* DOCUMENT SECTION:
[start]

‘Carrying Messages’ honors Indigenous runners
Published 3:50 pm Wednesday, November 17, 2021
- Runner Lydia Jennings is among those featured in “Carrying Messages,” an exhibit debuting Saturday at the High Desert Museum.
When activist and professional runner Jordan Marie Brings Three White Horses Daniel ran the 2019 Boston Marathon, she did so with a red handprint splashed across her mouth and face, and the hashtag #mmiw, for Missing and Murdered Indigenous Women, emblazoned on her legs.
Though usually not one to seek attention, Daniel was steeled by the fact that she planned to run every one of the famously grueling race’s 26 miles in honor of and to call attention to the issue of missing and murdered Indigenous women.
“When I made that decision, I knew people were probably going to stare at me (and) be thinking things or talking about ‘Why does she have red paint on her face or body?’” Daniel, a member of the Kul Wicasa Oyate band of the Sioux tribe, told GO! last week.
The women she ran for included Britney Tiger, a cousin of hers who was murdered in Oklahoma. Two of the women she said prayers for as she ran were missing and later found alive — she stresses that was not due to her effort. The rest, tragically were not.
“I’m someone who doesn’t like to stick out or call attention to myself. I like being behind the scenes and invisible, almost,” Daniel said. “So I knew that this was going to be a challenge for me, but at the end of the day, getting to that start line, it just didn’t matter. It meant so much more to be able to run with them, and run for them, and for their family and for our community.”
In addition to the attention to the light Daniel shined on the plight of women, it caught the attention of a museum curator 3,000 miles away in Bend: “Carrying Messages: Native Runners, Ancestral Homelands and Awakening,” which opens Saturday in the Collins Gallery, in the lobby area of the High Desert Museum in Bend.
According to press materials from the museum, running offers a means of healing and opportunity for the four runners featured in the show, which shares their personal stories alongside large photos of each of them traversing the landscape on foot.
“A few years ago, I learned about some runs that were organized by Native runners to honor and protect important places, like Bears Ears (National Monument),” said Laura Ferguson, curator of Western history at the High Desert Museum. “And then I saw the coverage of Jordan Daniel’s 2019 Boston Marathon. … It made me want to learn more about the meanings that running holds for Native runners and the ways that they are drawing on running as a powerful tool for advocacy, and then I was really excited to be able to share this with our visitors.”
Running has long been woven into the fabric of Indigenous life, Ferguson said, playing roles in ceremonies and as a way of relaying messages among tribes in the West.
Another runner highlighted in the show is Lydia Jennings, a soil scientist from Arizona of Wixárika and Yoeme descent, whose famous high school running coach, Edison Eskeets, was a Diné (Navajo) tribe member.

[end]

* SUPPLIED DATA:
[start]

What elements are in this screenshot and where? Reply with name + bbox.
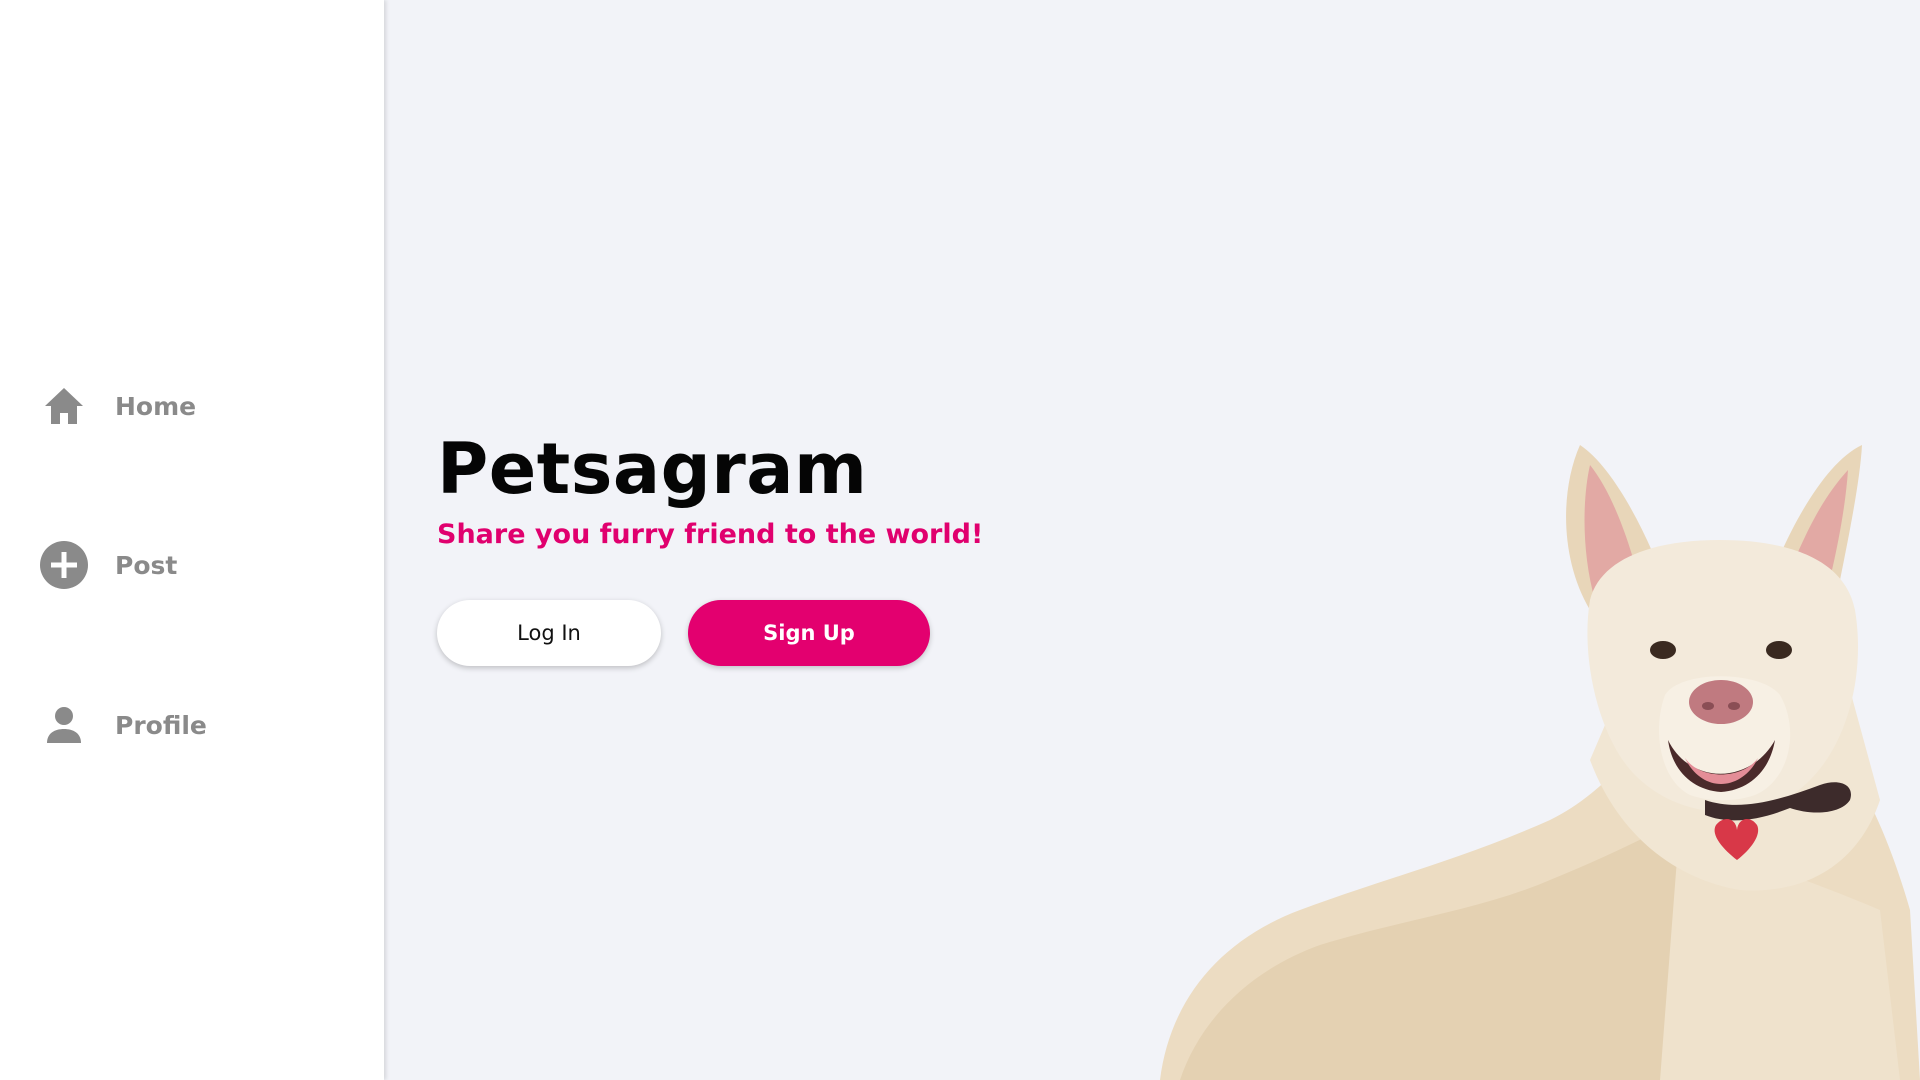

[end]

* EXERCISE INSTRUCTIONS:
• 1. Quote the stretch of the "Carrying Messages" exhibit article from "Another runner highlighted" through "(Navajo) tribe member.".
• 2. Pick up the article on the "Carrying Messages" exhibit of Indigenous runners where it stops and keep writing.

* ANSWERS IN ORDER:
• 1.
Another runner highlighted in the show is Lydia Jennings, a soil scientist from Arizona of Wixárika and Yoeme descent, whose famous high school running coach, Edison Eskeets, was a Diné (Navajo) tribe member.

• 2.
“That was a really transformational experience for her to really see and understand the ceremony of running, as opposed to simply focusing on tempo and speed,” Ferguson said. “In her work today, she’s really thinking about soil health and climate change, and underscoring how important it is that our solutions to climate change be Indigenous-led.”
Running is a longstanding tradition in Daniel’s family in South Dakota. A fourth-generation runner, she went on her first run at age 10 with her grandfather.
“It’s something that I’ve been continuing to do for the last 23, almost 24 years of my life,” Daniel said. Her great-grandfather had been a long-distance runner, and her grandfather was an accomplished middle-distance runner. Her mom was running from a young age, too.
“He started training her from a very young age,” Daniel said of her grandfather, a running coach. “She was a sprinter, and then she was training for the ‘88 Olympic trials, and then I came and kind of sadly took that dream away from her.”
Likewise, her grandfather’s own Olympic dreams were thwarted by a car accident and other family events, she said.
Running from a young age helped Daniel get through a major move away from South Dakota and the familiarity, traditions and ceremonies of home when she was 9, she said.
“For me, it’s been an evolution, a transformation of running as this cool family club that I got to be part of, and really being part of this family tradition and this Indigenous history of running, which is so integral to so many of our communities,” Daniel said. “Being a Native youth athlete, especially when I moved … to the state of Maine, which is very white, very not-diverse, and being the only student-athlete of color a lot of the time just really challenged me in a lot of ways, so it really became running as a way to represent and to hopefully inspire my nephews and nieces from back home in South Dakota.”
Now, Daniel is an Olympic hopeful herself, with an aim of running in the Olympic trials for the marathon.
“It’s been my dream ever since I was little, to get someone from our family to actually make it to the Olympic trials and to be able to compete and represent our family and community,” she said.
What: “Carrying Messages: Native Runners, Ancestral Homelands and Awakening.”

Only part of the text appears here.